Exercise description -> Using the data beneath, show every line that includes the word "color".

Exercise inputs ->
(begin)

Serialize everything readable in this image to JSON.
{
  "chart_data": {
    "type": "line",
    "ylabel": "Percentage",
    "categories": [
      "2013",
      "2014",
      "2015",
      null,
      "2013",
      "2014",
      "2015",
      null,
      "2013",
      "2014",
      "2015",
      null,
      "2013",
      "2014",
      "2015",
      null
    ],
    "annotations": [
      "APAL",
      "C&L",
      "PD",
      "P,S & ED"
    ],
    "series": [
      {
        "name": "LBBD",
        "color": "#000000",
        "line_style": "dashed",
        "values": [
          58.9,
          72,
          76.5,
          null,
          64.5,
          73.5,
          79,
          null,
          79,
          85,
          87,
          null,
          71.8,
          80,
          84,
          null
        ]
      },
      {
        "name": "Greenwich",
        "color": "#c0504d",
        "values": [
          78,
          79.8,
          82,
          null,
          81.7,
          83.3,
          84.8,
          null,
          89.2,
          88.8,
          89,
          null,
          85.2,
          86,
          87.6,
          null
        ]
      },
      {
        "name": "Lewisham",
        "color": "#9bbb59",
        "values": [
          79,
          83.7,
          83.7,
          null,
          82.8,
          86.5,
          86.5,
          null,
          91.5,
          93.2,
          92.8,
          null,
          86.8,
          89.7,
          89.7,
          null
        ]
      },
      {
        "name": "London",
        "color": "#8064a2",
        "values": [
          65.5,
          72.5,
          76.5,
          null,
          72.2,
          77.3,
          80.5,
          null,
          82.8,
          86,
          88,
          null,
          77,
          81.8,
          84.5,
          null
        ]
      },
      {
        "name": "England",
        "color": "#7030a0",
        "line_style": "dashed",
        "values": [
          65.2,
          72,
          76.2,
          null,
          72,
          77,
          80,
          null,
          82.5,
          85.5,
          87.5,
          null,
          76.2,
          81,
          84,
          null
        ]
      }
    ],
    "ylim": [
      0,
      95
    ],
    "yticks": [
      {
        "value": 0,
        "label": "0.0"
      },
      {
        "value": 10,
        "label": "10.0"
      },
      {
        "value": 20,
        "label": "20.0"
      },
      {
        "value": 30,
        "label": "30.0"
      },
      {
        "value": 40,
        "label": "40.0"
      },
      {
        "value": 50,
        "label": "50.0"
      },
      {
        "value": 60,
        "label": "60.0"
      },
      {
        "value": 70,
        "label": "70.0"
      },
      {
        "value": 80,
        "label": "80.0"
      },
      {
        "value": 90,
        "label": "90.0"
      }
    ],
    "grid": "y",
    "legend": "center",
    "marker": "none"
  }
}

(end)

Reply ->
        "color": "#000000",
        "color": "#c0504d",
        "color": "#9bbb59",
        "color": "#8064a2",
        "color": "#7030a0",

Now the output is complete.